The problem: Below is a block of records. Copy every line in it that contains the word "Would".

Provided data:
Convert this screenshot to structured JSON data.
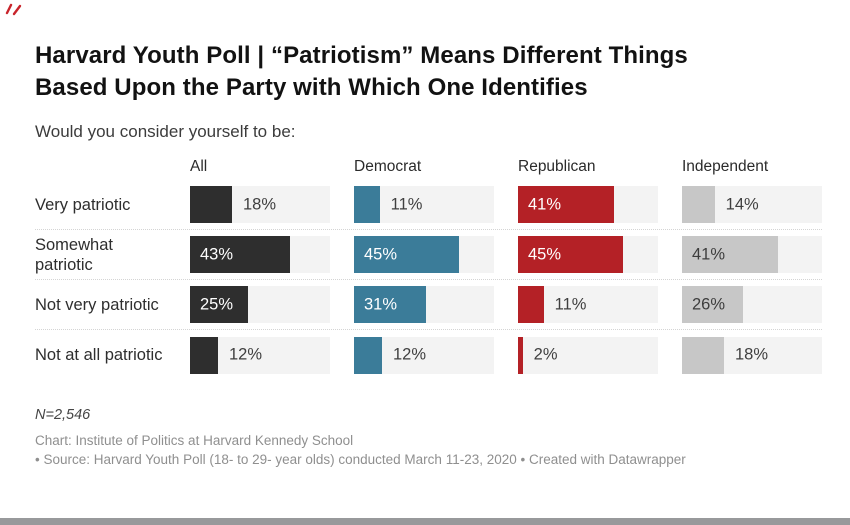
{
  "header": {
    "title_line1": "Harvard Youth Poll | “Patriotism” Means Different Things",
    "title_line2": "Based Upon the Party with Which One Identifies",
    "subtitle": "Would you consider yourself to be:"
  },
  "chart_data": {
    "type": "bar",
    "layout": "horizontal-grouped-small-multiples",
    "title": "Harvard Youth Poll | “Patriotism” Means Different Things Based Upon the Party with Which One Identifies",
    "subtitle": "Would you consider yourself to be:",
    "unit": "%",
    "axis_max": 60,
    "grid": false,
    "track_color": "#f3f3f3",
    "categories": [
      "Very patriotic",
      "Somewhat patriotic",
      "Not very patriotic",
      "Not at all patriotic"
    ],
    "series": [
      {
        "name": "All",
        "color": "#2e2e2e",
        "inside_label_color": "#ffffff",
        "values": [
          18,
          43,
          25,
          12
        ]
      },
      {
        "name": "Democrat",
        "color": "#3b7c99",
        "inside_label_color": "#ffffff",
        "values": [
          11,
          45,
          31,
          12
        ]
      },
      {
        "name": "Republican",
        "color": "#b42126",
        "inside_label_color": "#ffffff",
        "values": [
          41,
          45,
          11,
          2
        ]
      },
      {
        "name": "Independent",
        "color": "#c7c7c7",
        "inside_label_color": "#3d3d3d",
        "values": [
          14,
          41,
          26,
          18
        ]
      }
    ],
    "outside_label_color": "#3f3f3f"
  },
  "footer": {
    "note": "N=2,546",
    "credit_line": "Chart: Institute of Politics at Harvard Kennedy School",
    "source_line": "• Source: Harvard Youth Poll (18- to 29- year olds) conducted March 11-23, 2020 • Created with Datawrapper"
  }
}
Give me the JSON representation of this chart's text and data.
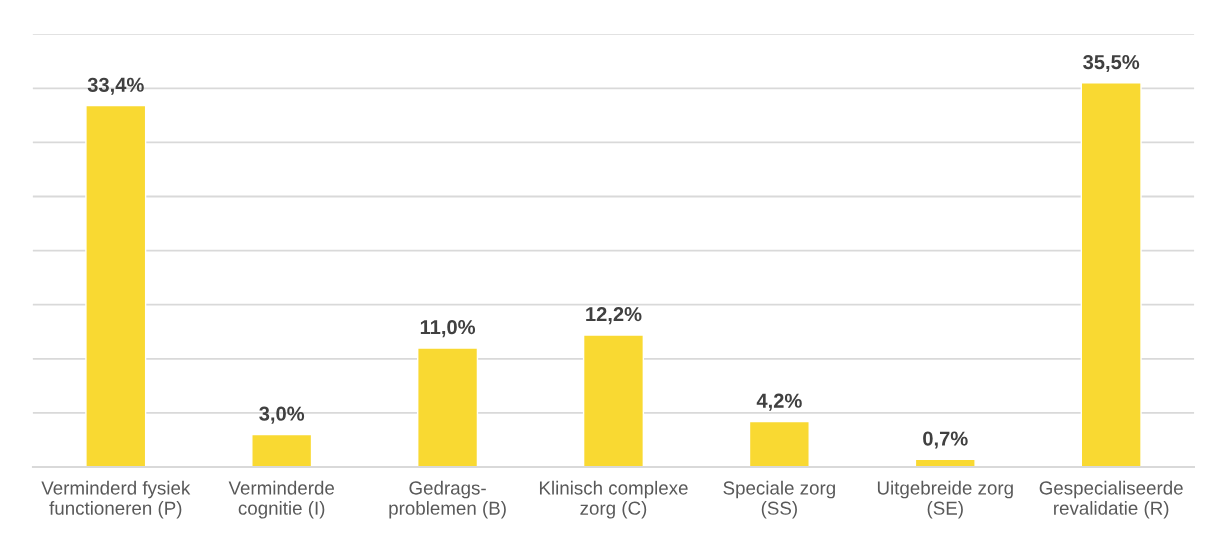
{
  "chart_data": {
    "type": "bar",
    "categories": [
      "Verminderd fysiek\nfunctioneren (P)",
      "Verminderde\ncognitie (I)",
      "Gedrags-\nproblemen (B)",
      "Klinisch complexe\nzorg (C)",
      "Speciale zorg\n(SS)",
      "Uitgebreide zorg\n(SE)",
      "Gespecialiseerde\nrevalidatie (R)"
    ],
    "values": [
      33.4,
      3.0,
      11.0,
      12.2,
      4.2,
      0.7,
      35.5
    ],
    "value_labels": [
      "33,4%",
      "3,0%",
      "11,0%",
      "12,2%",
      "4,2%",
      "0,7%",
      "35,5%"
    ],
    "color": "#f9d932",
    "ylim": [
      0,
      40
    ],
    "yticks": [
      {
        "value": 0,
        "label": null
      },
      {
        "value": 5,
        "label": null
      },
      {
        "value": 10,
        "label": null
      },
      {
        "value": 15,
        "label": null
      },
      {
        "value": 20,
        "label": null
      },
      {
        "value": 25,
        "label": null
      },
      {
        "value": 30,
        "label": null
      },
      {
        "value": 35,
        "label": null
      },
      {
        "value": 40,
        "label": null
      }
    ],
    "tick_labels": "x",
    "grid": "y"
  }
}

Correct response:
    "subtitle": "Would you consider yourself to be:"
    "subtitle": "Would you consider yourself to be:",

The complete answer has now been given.